▶ [Passage to read]:
Ukrainian fashion model (born 1988)

Viktoriya Sasonkina (Вікторія Сасонкіна; born July 7, 1988) is a Ukrainian fashion model.

==Early life==
Sasonkina was born in Odesa, Ukraine. As a child, she was interested in graphics and drawing, and took art lessons for seven years. She never considered modelling as a career. After finishing high school, she went to a model casting to support a friend, but was instead scouted herself by Stas Yankelevskiy, director of the international division of L-Models agency, who then invited her to Kyiv.

==Career==
Aged 17, Sasonkina signed a contract with major modelling agency Premium Models in Paris, and made her catwalk debut at Issey Miyake's Spring 2007 show. After, she moved to London for work commitments. In February 2007, Sasonkina shot her first major magazine editorial for Italian Elle. In 2008, she signed a contract with leading modeling agency Women Management in both New York and Milan, and worked with legendary photographer Steven Meisel. Sasonkina has referred to Meisel as "the godfather for [her] modelling career." She eventually became one of Meisel's favourite models, with him shooting her for a Calvin Klein Jeans campaign and two Vogue Italia covers (September 2008 and January 2009) amongst others.

Sasonkina has appeared the cover of numerous international magazines, including Marie Claire, Elle, L'Officiel and twice on Vogue Italia. She has walked for Marc Jacobs, Vivienne Westwood, Bottega Veneta, Missoni, Versace, Phillip Lim, Oscar de la Renta, DKNY, Jason Wu, Prada, Issey Miyake, John Galliano, La Perla, Gianfranco Ferré, Jean Paul Gaultier, Laura Biagiotti, Rodarte, Dior, Michael Kors, Dolce & Gabbana, Roberto Cavalli, Blumarine, Nina Ricci, Anna Sui, Sportmax, Diesel, and Topshop, and appeared in advertising campaigns for Prada, Calvin Klein, Yves Saint Laurent, Alberta Ferretti, Gianfranco Ferré, John Galliano, Liu Jo, Vince Camuto, Mulberry, Sonia Rykiel, Barneys New York, Nordstrom, Juicy Couture, MAC, and Urban Decay.

Sasonkina currently lives and works in New York City.

▶ [Exercise task A]:
Retype the part of the Sasonkina profile starting at "Viktoriya Sasonkina (Вікторія" and ending at "her to Kyiv.".
▶ [Exercise task B]:
Decide whether each statement agrees with the Sasonkina profile, answering yes or no and quoting the words that settle it: (i) Sasonkina was born in Kyiv. (ii) As a child, she took art lessons for seven years. (iii) Her first major magazine editorial was for Vogue Italia.
The data that follow come from a separate source, not from the Sasonkina profile.

▶ [Supplied entries]:
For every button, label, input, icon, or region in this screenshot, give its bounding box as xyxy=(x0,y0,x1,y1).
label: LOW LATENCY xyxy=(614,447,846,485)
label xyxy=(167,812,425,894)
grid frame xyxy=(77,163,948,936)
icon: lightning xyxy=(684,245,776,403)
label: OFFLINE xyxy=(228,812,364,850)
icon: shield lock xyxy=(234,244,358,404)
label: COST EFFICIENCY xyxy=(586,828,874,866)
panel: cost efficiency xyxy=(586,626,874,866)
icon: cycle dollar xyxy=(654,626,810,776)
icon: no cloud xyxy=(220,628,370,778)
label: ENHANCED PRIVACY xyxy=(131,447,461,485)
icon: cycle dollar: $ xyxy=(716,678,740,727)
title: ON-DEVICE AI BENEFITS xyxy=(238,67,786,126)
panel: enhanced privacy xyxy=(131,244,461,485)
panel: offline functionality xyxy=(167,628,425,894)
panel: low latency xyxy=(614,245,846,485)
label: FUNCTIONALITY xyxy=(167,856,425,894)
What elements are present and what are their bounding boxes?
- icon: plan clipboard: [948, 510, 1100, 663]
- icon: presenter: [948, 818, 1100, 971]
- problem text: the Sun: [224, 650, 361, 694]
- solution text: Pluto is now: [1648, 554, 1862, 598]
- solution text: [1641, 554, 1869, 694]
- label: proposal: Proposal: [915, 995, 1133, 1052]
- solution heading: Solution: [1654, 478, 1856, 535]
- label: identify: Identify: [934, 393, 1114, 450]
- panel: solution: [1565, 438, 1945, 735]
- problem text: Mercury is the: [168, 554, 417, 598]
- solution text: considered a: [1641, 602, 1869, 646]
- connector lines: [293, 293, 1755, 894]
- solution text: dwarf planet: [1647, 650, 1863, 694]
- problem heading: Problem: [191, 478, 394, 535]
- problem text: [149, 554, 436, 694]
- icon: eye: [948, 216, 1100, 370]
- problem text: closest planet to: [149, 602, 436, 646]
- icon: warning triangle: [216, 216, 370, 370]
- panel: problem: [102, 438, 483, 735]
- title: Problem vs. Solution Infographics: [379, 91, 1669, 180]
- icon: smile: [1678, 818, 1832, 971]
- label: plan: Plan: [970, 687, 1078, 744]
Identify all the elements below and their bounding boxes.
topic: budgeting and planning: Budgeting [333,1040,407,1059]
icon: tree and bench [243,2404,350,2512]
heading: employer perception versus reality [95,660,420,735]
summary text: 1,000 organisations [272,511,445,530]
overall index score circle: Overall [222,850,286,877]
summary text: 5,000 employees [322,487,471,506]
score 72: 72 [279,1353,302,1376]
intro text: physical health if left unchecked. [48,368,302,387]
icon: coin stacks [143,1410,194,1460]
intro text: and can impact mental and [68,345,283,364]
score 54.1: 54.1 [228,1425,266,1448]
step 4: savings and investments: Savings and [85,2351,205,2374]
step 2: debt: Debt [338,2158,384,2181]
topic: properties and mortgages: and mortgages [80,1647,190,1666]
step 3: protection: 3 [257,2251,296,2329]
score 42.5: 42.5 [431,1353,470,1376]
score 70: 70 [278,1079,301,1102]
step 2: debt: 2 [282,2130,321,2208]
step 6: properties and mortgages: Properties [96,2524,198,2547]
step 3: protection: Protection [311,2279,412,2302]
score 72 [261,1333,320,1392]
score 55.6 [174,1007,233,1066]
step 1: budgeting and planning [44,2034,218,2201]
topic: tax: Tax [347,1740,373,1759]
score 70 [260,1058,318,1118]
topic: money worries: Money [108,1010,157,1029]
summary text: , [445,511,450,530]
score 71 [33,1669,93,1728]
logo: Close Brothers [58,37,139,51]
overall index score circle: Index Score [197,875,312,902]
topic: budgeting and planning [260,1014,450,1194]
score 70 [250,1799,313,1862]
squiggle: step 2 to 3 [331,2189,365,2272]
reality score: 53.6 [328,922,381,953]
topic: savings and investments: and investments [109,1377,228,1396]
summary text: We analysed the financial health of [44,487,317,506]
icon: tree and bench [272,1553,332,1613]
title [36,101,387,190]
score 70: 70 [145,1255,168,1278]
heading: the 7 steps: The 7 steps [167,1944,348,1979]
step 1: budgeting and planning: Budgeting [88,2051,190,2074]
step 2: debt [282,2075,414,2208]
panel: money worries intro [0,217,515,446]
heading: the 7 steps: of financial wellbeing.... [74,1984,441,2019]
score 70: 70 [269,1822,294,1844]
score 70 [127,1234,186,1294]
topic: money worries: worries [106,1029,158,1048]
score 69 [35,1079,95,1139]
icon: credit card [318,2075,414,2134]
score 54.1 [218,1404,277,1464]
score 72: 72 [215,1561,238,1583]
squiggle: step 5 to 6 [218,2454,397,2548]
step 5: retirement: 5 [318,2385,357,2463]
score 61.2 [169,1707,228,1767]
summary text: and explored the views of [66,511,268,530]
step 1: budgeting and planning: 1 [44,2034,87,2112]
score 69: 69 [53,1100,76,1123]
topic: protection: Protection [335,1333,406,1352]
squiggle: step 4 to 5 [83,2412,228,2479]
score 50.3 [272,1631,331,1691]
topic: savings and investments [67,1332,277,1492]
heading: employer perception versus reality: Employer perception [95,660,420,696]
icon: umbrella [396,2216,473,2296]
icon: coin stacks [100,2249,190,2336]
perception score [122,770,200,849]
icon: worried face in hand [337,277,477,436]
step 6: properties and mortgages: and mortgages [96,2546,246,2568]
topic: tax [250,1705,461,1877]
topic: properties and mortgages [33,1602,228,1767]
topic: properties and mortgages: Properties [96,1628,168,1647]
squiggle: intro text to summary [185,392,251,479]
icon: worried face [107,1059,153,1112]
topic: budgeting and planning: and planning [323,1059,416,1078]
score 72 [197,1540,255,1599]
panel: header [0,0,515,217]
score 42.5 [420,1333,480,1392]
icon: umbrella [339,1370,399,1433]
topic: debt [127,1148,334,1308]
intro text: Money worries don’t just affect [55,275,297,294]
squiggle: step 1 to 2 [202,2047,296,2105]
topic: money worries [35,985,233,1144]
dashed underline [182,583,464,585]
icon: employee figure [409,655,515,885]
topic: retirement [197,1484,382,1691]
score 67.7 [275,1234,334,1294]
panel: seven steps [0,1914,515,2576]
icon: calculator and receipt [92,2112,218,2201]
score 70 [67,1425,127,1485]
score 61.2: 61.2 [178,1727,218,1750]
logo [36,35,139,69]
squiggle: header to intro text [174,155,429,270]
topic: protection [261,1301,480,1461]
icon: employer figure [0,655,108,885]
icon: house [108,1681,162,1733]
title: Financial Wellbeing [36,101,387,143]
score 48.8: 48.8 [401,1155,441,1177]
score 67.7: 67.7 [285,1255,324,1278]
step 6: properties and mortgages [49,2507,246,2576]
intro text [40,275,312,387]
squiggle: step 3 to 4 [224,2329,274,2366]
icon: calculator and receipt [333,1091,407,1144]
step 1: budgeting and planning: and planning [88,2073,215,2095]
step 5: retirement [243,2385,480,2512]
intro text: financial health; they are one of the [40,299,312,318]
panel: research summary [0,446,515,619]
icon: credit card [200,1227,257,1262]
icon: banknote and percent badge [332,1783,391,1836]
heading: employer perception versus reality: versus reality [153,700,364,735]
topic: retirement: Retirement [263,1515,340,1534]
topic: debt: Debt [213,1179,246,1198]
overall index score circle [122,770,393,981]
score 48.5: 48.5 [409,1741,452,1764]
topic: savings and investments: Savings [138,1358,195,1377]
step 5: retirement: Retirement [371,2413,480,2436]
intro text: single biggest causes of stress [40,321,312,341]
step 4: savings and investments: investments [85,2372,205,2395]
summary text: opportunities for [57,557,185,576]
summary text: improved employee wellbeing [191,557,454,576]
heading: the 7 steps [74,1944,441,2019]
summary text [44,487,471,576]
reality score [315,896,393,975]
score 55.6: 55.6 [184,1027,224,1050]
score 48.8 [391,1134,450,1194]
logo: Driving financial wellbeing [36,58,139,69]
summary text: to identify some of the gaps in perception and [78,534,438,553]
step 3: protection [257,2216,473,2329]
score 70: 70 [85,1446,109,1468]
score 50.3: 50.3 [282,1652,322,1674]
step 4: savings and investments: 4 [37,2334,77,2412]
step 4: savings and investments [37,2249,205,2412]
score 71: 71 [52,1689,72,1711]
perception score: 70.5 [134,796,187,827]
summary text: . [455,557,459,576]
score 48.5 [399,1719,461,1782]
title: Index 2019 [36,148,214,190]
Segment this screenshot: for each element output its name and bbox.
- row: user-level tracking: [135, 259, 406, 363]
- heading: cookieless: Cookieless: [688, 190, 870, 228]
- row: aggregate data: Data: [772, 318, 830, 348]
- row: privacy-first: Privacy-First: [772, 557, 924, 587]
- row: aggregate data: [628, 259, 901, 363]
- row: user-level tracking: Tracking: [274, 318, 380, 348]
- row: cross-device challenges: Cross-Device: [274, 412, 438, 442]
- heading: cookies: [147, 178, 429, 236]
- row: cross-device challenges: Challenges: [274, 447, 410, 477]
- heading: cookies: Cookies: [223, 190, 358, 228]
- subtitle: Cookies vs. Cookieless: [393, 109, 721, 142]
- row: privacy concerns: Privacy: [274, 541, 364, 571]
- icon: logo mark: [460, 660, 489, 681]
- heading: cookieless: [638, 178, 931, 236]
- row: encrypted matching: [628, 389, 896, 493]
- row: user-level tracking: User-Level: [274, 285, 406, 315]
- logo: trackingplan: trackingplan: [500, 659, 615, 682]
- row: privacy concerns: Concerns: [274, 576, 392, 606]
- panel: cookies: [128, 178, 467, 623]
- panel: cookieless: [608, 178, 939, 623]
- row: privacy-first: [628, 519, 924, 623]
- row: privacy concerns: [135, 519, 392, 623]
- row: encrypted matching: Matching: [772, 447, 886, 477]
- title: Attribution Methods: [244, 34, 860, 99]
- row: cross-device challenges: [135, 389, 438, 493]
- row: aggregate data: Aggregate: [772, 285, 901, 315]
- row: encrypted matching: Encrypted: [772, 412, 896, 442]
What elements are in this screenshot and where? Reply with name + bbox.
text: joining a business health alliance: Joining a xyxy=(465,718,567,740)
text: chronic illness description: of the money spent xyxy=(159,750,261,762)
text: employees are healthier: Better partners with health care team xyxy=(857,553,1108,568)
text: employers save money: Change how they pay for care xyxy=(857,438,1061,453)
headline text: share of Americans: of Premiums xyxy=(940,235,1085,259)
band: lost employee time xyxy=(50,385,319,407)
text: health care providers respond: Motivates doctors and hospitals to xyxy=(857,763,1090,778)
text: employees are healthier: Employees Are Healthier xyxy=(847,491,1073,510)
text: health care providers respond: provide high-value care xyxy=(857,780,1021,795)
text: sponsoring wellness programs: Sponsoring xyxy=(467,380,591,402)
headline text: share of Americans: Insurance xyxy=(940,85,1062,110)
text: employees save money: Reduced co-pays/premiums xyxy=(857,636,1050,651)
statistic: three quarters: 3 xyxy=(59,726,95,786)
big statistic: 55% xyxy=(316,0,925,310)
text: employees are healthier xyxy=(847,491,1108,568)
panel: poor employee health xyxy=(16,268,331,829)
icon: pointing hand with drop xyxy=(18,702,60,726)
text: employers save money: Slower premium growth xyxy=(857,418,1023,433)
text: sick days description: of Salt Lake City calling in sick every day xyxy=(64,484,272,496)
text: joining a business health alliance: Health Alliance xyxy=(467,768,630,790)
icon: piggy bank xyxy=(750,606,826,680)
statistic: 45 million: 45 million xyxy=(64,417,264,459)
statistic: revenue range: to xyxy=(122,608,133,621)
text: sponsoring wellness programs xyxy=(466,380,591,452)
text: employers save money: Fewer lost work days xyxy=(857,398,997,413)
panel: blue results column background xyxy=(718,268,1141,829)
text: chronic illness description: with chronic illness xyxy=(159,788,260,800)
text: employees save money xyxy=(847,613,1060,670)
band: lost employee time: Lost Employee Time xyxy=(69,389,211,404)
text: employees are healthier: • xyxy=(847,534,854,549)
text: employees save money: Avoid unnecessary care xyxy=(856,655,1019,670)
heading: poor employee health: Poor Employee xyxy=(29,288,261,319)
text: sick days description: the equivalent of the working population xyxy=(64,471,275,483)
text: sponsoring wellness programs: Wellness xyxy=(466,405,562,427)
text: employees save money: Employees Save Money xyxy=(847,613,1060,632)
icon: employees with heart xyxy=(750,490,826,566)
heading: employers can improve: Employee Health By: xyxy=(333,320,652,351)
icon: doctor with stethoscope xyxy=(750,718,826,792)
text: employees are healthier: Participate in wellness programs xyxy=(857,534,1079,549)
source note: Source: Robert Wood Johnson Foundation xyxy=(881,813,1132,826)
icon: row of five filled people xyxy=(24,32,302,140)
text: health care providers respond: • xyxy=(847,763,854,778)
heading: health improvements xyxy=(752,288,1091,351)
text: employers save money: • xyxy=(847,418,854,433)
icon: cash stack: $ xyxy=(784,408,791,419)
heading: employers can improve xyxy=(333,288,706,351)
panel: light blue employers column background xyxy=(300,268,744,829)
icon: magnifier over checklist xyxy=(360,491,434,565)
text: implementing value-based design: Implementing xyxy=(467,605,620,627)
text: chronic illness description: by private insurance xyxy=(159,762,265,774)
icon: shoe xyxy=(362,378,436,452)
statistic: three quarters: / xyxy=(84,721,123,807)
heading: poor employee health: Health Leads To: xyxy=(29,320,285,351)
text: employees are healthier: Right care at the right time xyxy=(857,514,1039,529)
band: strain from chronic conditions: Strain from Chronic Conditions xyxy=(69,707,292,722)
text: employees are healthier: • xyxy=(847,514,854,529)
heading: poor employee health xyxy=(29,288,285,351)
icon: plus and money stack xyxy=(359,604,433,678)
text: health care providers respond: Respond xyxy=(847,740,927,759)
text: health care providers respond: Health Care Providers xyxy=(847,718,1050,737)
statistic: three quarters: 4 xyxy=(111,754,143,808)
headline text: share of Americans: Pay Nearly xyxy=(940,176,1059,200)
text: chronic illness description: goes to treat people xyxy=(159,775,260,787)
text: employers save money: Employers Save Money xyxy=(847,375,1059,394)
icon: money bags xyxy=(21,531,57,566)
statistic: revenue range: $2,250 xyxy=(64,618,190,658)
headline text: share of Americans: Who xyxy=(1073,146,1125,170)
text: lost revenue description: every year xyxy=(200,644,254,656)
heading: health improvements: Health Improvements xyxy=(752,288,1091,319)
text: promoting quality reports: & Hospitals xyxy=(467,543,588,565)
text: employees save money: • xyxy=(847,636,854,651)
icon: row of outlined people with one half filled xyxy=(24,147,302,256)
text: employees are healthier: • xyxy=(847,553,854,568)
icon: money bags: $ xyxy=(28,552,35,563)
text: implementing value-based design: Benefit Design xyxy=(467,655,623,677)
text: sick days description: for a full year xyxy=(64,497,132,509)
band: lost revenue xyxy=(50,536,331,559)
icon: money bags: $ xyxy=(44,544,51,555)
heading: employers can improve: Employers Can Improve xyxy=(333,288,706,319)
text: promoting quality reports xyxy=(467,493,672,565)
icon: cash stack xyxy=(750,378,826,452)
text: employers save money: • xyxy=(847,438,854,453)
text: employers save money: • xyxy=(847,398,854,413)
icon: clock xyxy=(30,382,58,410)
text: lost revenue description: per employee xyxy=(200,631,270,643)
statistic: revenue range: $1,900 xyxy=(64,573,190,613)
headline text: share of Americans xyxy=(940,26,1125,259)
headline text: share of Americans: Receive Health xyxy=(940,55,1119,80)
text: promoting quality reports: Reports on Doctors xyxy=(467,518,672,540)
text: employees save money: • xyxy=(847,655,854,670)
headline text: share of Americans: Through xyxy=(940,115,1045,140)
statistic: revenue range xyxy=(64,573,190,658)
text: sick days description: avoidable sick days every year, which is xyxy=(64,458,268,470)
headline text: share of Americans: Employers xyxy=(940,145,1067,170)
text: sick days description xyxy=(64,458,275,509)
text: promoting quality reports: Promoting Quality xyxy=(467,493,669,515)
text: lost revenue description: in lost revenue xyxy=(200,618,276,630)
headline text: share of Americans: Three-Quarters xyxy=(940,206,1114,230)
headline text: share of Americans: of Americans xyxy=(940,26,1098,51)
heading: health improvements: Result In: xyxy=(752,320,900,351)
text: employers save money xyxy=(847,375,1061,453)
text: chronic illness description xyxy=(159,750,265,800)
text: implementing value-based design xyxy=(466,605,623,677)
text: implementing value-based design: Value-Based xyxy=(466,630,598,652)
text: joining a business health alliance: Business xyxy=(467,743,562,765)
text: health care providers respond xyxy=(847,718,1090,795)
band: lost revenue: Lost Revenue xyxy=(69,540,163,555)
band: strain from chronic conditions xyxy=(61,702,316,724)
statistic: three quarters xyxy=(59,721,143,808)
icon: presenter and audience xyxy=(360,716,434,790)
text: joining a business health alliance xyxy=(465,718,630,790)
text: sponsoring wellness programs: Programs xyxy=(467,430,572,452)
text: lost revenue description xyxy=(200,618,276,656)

▶ [Task response A]:
Viktoriya Sasonkina (Вікторія Сасонкіна; born July 7, 1988) is a Ukrainian fashion model.

==Early life==
Sasonkina was born in Odesa, Ukraine. As a child, she was interested in graphics and drawing, and took art lessons for seven years. She never considered modelling as a career. After finishing high school, she went to a model casting to support a friend, but was instead scouted herself by Stas Yankelevskiy, director of the international division of L-Models agency, who then invited her to Kyiv.

▶ [Task response B]:
(i) No: "Sasonkina was born in Odesa, Ukraine."
(ii) Yes: "took art lessons for seven years"
(iii) No: "In February 2007, Sasonkina shot her first major magazine editorial for Italian Elle."